Pull out every line below that holds the word "this".

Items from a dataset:
╭──

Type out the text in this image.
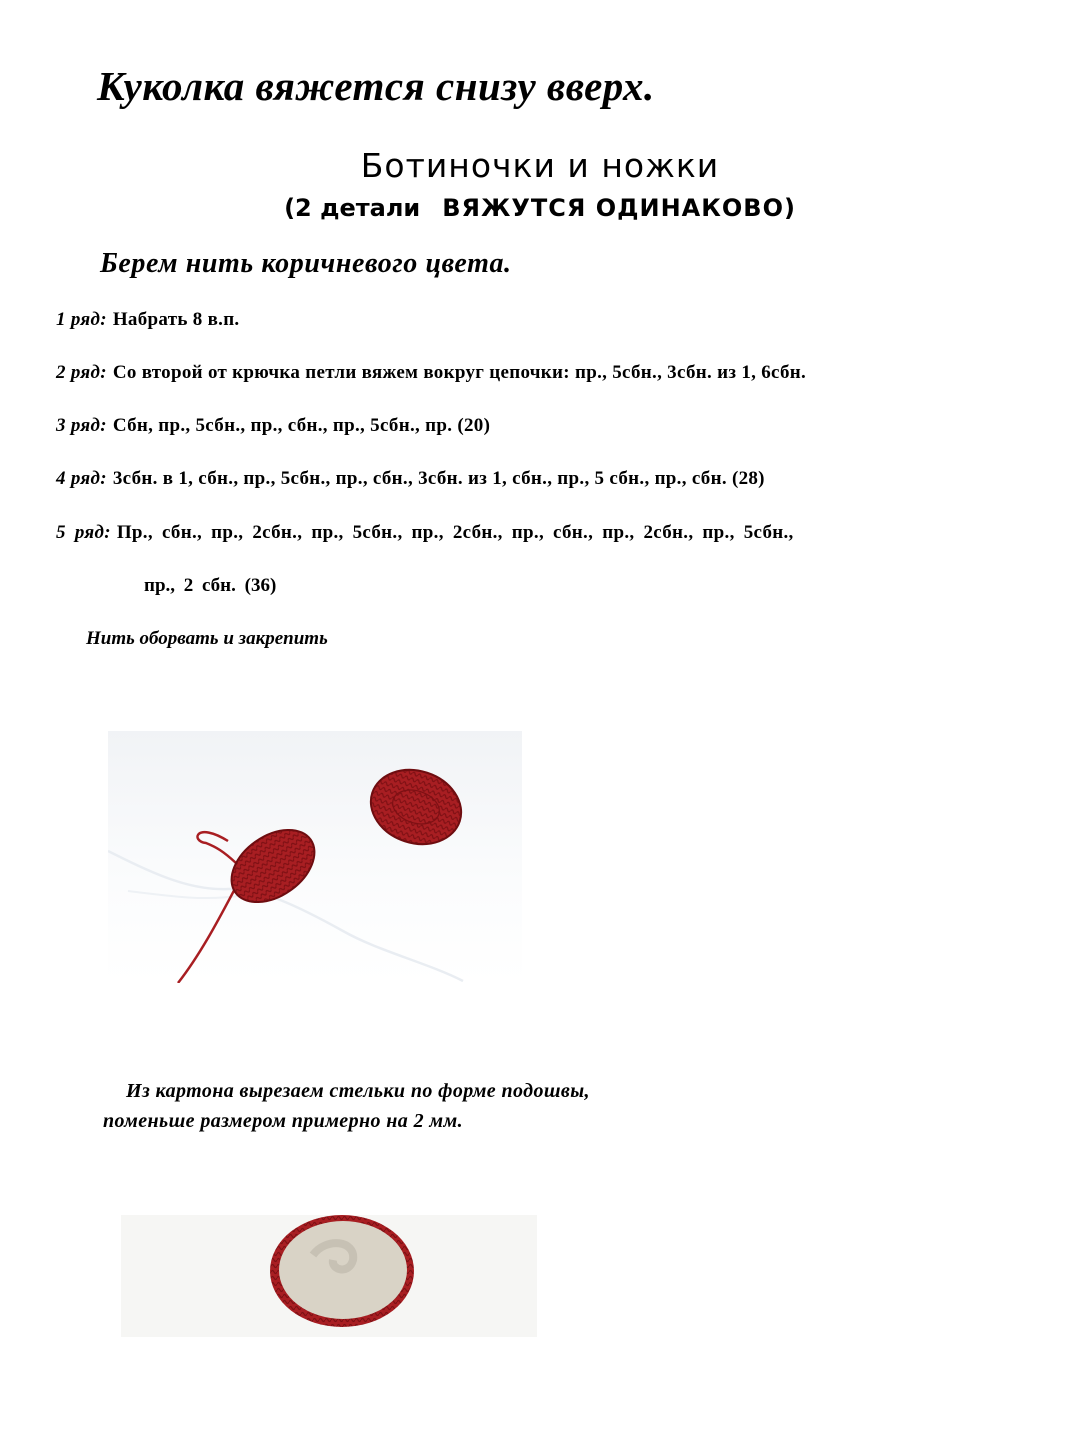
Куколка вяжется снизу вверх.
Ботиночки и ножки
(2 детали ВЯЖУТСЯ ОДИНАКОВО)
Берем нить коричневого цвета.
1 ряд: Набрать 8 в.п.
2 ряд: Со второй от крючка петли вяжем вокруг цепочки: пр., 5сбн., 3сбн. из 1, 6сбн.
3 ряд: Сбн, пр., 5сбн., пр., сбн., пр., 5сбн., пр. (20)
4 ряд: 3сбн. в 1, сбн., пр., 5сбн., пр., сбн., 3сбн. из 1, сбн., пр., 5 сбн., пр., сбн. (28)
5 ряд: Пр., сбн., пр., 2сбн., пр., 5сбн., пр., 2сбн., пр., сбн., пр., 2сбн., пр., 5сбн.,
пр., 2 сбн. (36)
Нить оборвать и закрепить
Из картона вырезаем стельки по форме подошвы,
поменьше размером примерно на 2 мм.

╰──
╭──

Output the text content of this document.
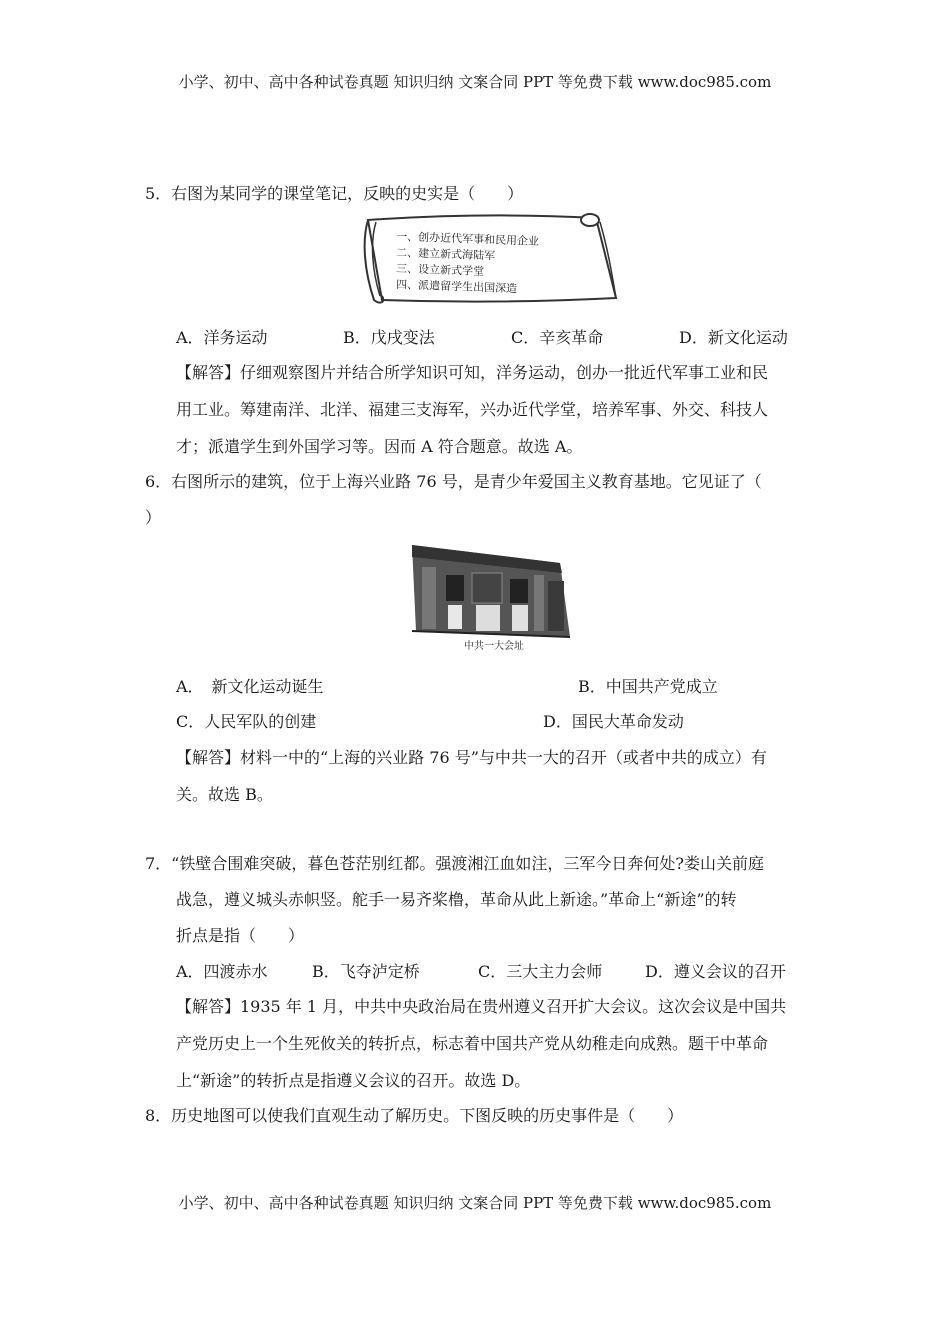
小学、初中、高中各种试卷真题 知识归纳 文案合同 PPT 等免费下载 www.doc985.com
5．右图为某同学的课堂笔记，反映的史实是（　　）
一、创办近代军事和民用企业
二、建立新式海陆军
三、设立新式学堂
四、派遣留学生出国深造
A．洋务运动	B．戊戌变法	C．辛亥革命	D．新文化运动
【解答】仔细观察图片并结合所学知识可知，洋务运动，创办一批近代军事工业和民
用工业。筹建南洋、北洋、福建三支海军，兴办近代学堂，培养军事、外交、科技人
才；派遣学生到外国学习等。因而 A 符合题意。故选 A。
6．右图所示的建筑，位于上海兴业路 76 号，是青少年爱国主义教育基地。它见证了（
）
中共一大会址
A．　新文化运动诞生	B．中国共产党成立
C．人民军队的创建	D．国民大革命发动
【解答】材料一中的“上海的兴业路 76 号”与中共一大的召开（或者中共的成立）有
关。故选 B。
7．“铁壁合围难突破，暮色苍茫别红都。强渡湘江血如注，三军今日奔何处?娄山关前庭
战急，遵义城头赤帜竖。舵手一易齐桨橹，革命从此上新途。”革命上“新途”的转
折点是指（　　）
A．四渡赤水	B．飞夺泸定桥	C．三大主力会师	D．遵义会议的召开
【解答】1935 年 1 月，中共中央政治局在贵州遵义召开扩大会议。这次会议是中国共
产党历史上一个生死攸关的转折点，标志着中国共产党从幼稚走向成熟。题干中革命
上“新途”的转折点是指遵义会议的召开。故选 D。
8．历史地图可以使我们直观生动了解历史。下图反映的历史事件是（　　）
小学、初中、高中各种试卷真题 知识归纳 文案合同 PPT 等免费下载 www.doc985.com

╰──

Exercise answer
Type out the text in this image.
Output the text content of this document.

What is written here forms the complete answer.